* Your goal
Pull each line containing "Wellington" out of the data and copy it.

(Recorded data)
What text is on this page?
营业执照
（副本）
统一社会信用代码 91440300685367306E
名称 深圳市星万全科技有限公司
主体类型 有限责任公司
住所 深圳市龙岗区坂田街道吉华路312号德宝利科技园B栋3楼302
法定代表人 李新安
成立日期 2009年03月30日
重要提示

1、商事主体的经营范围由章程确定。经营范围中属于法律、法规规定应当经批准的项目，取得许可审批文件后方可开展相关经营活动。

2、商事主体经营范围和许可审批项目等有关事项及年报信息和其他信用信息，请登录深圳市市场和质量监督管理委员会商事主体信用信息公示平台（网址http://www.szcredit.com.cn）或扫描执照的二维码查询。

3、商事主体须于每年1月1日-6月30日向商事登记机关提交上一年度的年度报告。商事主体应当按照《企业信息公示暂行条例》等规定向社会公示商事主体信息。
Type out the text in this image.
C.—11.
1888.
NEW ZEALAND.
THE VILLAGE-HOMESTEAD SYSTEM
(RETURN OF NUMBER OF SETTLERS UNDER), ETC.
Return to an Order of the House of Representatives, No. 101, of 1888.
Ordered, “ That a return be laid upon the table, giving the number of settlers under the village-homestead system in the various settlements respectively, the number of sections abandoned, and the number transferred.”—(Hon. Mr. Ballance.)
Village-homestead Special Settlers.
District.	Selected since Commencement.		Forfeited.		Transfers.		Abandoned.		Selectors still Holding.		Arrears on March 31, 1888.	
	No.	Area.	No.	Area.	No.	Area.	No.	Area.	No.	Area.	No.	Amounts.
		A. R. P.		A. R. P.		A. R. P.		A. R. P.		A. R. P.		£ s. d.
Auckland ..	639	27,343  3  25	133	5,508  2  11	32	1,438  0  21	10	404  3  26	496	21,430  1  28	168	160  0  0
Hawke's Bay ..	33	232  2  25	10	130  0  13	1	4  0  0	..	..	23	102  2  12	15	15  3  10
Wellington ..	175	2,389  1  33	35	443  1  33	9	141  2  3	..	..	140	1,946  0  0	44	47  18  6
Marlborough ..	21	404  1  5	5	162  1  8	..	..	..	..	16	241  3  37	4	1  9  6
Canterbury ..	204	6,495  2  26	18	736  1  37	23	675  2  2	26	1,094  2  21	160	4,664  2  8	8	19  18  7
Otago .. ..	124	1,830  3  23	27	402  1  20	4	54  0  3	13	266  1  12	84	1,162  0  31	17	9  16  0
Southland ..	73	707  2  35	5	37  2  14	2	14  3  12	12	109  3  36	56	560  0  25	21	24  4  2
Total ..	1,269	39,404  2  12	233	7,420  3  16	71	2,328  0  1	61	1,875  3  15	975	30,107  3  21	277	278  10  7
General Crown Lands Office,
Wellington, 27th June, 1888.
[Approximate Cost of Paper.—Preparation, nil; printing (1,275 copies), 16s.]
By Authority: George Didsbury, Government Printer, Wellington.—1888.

* Exercise answer
Wellington ..	175	2,389  1  33	35	443  1  33	9	141  2  3	..	..	140	1,946  0  0	44	47  18  6
Wellington, 27th June, 1888.
By Authority: George Didsbury, Government Printer, Wellington.—1888.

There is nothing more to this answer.